CONSEGNA:
Per favore, trascrivi senza alcuna modifica il passo dell'articolo sul taglio delle tasse da "Ebbene, il premier" a "per così poco.".

BRANO ESTRATTO:
************

L'abbassamento delle tasse sarà poco più che simbolico e non servirà a Silvio Berlusconi, come il precedente, per ottenere nuovi consensi
di Claudio Rinaldi
Il 2004 passerà alla storia come l'anno del grande abbaglio fiscale. Silvio Berlusconi, che per tre anni si era pressoché dimenticato di aver promesso 'meno tasse per tutti', ha riscoperto il tema quando si è reso conto, in marzo, che la sua popolarità era in declino. Che a quel punto si affidasse un po' alla demagogia era ovvio e perdonabile. Ma dopo le sconfitte elettorali di giugno e di ottobre la sua predicazione sulle tasse è diventata ossessiva, asfissiante, totalitaria. Culminando, all'indomani del 2 novembre, in un teorema che perfino il chiarissimo professor Domenico Siniscalco si è rassegnato a ripetere con la diligenza di uno scolaretto: George W. Bush "ha vinto perché ha fatto una politica fiscale espansiva, che ha aumentato il reddito disponibile delle famiglie".
Ebbene, il premier e il suo ministro si illudono se davvero credono che qualche sconticino sulle imposte possa rilanciare le fortune della Casa delle libertà. Si può anzi osservare, parafrasando Winston Churchill, che mai tante parole sono state sprecate così a lungo per così poco.

************

DATI FORNITI:
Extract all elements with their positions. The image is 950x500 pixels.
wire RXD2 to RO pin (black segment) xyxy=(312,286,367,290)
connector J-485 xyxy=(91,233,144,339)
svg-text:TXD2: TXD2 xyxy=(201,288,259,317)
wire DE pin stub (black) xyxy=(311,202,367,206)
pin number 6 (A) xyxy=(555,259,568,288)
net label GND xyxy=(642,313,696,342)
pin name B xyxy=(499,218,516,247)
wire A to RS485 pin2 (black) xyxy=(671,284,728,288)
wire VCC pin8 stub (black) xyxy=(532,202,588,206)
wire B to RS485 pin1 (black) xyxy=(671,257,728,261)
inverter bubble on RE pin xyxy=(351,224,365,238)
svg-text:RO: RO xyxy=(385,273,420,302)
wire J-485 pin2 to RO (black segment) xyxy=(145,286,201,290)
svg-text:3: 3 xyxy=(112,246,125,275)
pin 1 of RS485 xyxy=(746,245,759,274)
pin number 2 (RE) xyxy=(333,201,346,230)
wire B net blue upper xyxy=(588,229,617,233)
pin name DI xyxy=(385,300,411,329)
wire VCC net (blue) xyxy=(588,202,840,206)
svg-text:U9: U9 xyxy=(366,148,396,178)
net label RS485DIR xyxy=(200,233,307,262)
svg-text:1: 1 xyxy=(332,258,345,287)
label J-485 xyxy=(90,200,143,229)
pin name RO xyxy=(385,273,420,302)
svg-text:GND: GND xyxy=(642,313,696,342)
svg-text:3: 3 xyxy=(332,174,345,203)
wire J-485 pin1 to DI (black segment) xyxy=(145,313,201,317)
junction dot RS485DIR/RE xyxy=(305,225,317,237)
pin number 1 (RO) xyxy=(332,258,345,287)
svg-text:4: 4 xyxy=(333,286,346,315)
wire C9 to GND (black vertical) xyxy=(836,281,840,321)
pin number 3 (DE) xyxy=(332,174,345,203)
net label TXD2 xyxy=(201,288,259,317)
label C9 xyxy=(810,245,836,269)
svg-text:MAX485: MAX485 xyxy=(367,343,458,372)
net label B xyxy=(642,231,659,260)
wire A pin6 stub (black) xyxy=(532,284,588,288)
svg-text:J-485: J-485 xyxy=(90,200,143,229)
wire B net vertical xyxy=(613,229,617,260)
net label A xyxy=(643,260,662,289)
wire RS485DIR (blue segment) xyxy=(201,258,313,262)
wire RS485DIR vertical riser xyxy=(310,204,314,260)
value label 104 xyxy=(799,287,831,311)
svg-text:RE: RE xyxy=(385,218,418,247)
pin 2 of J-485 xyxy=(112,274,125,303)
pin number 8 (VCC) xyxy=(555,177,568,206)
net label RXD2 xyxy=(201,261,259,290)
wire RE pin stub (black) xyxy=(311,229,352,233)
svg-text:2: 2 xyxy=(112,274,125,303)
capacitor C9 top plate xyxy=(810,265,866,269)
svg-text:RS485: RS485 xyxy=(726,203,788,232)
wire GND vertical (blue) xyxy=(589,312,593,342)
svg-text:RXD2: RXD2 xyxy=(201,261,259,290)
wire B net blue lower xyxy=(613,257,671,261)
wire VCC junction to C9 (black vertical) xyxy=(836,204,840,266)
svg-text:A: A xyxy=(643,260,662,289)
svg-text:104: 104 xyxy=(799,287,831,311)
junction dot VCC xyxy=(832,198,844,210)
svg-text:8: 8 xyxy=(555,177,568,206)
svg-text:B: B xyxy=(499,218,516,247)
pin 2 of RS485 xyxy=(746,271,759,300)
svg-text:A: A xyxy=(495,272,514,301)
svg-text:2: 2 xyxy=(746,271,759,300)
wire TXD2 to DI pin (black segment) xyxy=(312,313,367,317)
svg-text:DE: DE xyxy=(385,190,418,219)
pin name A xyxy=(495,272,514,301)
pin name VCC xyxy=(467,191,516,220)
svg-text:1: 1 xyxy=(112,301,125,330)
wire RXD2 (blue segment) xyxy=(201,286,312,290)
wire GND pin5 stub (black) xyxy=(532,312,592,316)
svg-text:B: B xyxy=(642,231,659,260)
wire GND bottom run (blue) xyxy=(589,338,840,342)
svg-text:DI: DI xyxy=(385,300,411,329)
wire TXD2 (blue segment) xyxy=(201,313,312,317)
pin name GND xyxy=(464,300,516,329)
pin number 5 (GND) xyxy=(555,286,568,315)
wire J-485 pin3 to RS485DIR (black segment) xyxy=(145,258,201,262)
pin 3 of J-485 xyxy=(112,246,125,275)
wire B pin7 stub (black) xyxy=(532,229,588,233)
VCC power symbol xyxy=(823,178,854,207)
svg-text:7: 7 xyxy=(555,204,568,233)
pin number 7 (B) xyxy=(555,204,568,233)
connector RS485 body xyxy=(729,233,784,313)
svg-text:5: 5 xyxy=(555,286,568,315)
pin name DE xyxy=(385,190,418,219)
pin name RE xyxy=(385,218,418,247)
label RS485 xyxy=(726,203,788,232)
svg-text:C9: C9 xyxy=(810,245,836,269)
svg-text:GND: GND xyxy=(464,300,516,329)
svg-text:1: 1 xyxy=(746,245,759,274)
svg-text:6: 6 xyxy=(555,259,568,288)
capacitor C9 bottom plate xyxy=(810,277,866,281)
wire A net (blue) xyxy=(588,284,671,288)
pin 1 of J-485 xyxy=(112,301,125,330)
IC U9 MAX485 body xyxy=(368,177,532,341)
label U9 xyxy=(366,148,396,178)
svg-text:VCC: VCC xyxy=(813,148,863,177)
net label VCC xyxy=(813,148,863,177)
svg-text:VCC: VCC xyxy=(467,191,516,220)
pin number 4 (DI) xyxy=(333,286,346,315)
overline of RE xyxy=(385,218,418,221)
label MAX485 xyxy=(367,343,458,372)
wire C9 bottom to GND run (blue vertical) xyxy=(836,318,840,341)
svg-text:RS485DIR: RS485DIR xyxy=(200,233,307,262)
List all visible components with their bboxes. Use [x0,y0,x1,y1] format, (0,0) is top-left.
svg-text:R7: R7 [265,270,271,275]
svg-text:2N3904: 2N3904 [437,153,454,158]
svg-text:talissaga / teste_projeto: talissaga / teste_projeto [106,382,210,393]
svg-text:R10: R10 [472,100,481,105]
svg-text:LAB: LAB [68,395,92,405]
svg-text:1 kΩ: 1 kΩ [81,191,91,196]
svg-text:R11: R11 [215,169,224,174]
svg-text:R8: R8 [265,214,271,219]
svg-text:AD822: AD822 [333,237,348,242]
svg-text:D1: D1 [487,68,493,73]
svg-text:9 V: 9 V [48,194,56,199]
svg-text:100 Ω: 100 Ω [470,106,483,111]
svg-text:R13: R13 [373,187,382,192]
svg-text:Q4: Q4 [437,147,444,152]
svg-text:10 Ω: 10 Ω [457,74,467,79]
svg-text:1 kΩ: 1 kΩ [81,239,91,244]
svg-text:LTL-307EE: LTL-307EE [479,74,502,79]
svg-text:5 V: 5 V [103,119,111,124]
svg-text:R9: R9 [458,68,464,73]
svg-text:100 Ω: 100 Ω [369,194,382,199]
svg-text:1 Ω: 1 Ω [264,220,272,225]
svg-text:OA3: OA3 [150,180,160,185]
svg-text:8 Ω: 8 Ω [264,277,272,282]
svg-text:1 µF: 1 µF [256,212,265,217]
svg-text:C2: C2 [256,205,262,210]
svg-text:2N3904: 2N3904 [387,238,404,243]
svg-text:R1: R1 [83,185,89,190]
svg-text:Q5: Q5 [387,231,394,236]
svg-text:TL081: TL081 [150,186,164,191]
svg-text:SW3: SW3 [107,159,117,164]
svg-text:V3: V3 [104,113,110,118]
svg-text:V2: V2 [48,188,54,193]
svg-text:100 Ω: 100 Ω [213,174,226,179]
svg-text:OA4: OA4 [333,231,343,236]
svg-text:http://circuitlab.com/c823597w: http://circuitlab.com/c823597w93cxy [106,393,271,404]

************

RISULTATO DELL'ESERCIZIO:
Ebbene, il premier e il suo ministro si illudono se davvero credono che qualche sconticino sulle imposte possa rilanciare le fortune della Casa delle libertà. Si può anzi osservare, parafrasando Winston Churchill, che mai tante parole sono state sprecate così a lungo per così poco.